• _JOB_:
Reproduce the lines of the listing character for character, starting at the line that contains "sort-newest[interactable]: Newest [261,439,329,455]" and ending at the line that contains "tab-solutions-label: Solutions [139,169,197,186]", with both of those lines included.
===============
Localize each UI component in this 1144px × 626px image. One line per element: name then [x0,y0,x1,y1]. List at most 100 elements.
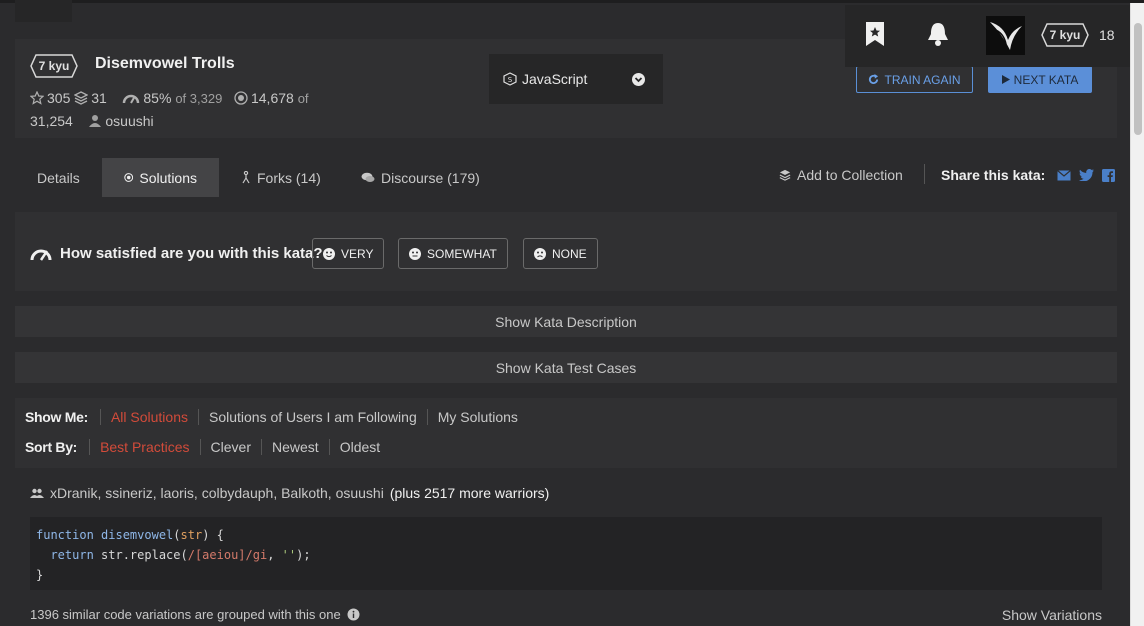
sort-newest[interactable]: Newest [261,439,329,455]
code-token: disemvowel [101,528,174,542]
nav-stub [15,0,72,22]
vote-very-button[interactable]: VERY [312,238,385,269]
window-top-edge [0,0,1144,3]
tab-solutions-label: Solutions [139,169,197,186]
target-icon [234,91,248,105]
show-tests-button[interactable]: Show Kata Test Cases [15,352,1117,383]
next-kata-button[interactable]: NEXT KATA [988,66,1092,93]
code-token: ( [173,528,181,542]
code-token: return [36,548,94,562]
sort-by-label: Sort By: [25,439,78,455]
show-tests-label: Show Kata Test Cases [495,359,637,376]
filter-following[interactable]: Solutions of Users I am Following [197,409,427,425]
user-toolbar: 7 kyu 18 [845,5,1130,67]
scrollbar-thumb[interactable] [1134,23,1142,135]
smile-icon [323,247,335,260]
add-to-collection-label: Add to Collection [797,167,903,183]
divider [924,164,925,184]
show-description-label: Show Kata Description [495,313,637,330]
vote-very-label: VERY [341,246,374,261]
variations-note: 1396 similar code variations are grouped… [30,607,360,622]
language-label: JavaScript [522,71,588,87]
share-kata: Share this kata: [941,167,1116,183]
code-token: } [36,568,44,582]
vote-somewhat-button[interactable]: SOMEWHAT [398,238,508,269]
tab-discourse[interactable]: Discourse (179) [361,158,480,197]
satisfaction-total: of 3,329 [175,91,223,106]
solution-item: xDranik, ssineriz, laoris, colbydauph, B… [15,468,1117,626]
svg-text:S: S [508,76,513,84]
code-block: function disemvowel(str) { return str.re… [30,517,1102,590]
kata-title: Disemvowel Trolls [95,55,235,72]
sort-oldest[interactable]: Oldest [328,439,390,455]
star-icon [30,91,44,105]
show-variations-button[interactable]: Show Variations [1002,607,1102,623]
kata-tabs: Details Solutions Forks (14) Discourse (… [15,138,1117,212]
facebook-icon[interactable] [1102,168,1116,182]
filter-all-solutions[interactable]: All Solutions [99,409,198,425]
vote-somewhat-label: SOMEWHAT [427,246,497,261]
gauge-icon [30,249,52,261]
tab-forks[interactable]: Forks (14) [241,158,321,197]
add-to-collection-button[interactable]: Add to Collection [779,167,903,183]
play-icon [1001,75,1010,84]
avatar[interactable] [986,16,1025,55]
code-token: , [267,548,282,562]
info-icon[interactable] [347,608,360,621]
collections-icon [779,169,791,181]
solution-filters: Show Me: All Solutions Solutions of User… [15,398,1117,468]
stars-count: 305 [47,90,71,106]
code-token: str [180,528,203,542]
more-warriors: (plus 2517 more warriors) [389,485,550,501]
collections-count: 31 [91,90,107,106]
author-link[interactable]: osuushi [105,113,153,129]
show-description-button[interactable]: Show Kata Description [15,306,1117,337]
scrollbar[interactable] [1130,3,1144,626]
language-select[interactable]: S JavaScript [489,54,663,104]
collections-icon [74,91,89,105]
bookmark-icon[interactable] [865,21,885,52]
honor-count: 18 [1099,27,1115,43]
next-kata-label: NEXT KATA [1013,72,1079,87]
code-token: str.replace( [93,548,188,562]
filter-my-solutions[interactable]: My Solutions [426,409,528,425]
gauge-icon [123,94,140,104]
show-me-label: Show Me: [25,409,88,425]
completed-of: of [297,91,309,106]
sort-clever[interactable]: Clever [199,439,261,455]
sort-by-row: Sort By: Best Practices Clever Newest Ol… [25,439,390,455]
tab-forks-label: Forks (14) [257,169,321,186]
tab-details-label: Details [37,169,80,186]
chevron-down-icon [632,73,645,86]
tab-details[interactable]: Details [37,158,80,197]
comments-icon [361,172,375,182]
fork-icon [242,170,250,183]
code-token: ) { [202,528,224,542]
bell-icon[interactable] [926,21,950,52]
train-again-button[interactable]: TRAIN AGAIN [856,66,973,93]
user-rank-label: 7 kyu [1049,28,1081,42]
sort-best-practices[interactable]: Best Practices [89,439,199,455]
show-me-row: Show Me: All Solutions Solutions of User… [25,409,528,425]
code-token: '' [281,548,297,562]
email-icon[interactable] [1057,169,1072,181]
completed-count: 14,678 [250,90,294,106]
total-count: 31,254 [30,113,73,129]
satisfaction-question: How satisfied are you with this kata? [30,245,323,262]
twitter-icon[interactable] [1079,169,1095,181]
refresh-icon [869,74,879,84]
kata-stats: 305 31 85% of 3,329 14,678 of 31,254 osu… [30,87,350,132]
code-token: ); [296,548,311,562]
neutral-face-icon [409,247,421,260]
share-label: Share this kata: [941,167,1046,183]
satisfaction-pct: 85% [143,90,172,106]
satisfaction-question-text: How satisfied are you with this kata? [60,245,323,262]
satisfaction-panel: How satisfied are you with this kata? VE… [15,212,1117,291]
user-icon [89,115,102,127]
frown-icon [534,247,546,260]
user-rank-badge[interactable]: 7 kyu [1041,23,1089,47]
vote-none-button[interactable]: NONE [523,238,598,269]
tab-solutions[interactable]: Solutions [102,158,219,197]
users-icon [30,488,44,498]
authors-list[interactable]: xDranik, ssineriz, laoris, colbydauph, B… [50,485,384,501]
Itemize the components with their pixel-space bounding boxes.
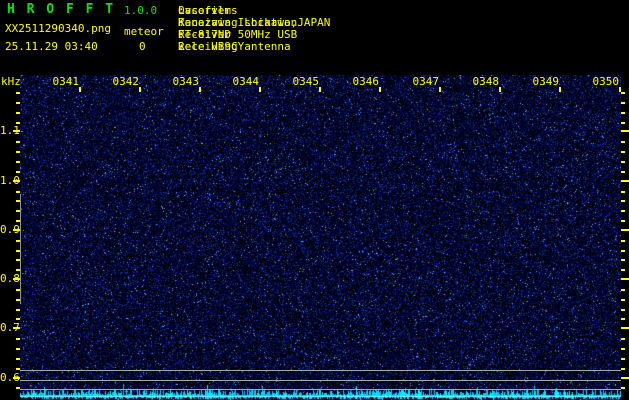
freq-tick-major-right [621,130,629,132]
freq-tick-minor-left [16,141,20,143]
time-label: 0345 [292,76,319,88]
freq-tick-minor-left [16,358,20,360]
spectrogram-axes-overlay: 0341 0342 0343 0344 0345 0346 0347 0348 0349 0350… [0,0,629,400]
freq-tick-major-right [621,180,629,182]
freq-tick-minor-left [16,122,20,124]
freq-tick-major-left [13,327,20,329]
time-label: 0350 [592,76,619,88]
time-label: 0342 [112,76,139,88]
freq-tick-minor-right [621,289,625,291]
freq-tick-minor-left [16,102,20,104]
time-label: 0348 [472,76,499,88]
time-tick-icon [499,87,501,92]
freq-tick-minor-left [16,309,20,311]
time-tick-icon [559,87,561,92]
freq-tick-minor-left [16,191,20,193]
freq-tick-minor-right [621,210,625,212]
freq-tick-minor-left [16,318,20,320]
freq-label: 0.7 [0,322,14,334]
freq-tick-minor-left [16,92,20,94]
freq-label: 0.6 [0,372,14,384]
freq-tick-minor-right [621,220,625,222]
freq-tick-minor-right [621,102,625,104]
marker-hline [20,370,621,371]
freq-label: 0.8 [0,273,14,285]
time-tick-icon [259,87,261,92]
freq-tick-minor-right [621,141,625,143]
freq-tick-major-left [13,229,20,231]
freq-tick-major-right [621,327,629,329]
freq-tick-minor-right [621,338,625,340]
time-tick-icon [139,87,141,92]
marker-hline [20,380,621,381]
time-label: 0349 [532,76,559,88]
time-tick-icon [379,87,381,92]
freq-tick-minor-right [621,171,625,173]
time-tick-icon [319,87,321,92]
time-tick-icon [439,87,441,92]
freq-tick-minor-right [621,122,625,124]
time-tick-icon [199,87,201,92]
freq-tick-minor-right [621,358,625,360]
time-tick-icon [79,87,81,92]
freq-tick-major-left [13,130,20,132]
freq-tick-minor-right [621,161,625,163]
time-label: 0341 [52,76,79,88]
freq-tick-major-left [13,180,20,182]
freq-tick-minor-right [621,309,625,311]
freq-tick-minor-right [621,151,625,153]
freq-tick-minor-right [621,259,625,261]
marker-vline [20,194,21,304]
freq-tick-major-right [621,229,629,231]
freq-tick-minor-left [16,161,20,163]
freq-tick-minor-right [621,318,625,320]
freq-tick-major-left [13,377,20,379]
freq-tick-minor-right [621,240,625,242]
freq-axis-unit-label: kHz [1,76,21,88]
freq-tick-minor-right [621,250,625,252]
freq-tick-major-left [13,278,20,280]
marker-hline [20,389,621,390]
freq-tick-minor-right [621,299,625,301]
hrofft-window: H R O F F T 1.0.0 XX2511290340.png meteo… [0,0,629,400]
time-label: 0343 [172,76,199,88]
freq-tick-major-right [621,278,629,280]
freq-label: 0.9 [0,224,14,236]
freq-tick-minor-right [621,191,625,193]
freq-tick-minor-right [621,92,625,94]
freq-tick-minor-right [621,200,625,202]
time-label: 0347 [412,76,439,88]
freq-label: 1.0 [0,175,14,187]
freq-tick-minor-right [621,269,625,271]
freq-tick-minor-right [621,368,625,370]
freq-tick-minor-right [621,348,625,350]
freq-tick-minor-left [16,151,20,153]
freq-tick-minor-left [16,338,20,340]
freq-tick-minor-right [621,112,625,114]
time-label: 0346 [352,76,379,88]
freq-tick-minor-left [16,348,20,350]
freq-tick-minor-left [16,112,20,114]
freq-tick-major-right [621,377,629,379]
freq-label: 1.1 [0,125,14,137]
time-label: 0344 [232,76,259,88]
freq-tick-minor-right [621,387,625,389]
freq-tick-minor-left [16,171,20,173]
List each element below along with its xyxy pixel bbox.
===============
• _FINAL ANSWER_:
sort-newest[interactable]: Newest [261,439,329,455]
code-token: disemvowel [101,528,174,542]
nav-stub [15,0,72,22]
vote-very-button[interactable]: VERY [312,238,385,269]
window-top-edge [0,0,1144,3]
tab-solutions-label: Solutions [139,169,197,186]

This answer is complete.